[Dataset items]
▽

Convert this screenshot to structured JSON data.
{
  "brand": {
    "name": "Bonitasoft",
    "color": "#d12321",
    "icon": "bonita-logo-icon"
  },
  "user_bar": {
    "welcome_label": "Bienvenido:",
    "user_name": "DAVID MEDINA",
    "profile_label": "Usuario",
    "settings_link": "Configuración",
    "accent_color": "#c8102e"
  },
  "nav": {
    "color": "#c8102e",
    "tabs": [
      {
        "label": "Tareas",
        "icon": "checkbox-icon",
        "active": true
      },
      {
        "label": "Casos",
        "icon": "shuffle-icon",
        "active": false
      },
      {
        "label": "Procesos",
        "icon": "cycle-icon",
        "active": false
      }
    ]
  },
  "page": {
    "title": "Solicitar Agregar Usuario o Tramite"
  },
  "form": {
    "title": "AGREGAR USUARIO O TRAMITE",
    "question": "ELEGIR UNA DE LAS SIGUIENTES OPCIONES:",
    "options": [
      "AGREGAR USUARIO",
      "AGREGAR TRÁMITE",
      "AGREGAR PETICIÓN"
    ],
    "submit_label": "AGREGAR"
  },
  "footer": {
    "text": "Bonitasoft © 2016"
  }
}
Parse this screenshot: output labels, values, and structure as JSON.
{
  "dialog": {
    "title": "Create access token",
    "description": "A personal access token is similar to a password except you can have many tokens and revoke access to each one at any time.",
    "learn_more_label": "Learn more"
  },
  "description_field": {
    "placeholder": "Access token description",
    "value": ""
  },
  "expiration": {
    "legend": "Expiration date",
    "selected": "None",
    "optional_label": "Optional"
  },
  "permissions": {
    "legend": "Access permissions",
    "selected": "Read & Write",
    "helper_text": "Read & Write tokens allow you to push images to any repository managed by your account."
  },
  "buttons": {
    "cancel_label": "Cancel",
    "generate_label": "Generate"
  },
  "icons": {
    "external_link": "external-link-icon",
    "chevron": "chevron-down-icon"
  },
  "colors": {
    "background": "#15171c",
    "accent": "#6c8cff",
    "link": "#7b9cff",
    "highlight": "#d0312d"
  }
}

△

* Problem statement
Using the data above, output each line exactly.

* Result
Convert this screenshot to structured JSON data.
{
  "brand": {
    "name": "Bonitasoft",
    "color": "#d12321",
    "icon": "bonita-logo-icon"
  },
  "user_bar": {
    "welcome_label": "Bienvenido:",
    "user_name": "DAVID MEDINA",
    "profile_label": "Usuario",
    "settings_link": "Configuración",
    "accent_color": "#c8102e"
  },
  "nav": {
    "color": "#c8102e",
    "tabs": [
      {
        "label": "Tareas",
        "icon": "checkbox-icon",
        "active": true
      },
      {
        "label": "Casos",
        "icon": "shuffle-icon",
        "active": false
      },
      {
        "label": "Procesos",
        "icon": "cycle-icon",
        "active": false
      }
    ]
  },
  "page": {
    "title": "Solicitar Agregar Usuario o Tramite"
  },
  "form": {
    "title": "AGREGAR USUARIO O TRAMITE",
    "question": "ELEGIR UNA DE LAS SIGUIENTES OPCIONES:",
    "options": [
      "AGREGAR USUARIO",
      "AGREGAR TRÁMITE",
      "AGREGAR PETICIÓN"
    ],
    "submit_label": "AGREGAR"
  },
  "footer": {
    "text": "Bonitasoft © 2016"
  }
}
Parse this screenshot: output labels, values, and structure as JSON.
{
  "dialog": {
    "title": "Create access token",
    "description": "A personal access token is similar to a password except you can have many tokens and revoke access to each one at any time.",
    "learn_more_label": "Learn more"
  },
  "description_field": {
    "placeholder": "Access token description",
    "value": ""
  },
  "expiration": {
    "legend": "Expiration date",
    "selected": "None",
    "optional_label": "Optional"
  },
  "permissions": {
    "legend": "Access permissions",
    "selected": "Read & Write",
    "helper_text": "Read & Write tokens allow you to push images to any repository managed by your account."
  },
  "buttons": {
    "cancel_label": "Cancel",
    "generate_label": "Generate"
  },
  "icons": {
    "external_link": "external-link-icon",
    "chevron": "chevron-down-icon"
  },
  "colors": {
    "background": "#15171c",
    "accent": "#6c8cff",
    "link": "#7b9cff",
    "highlight": "#d0312d"
  }
}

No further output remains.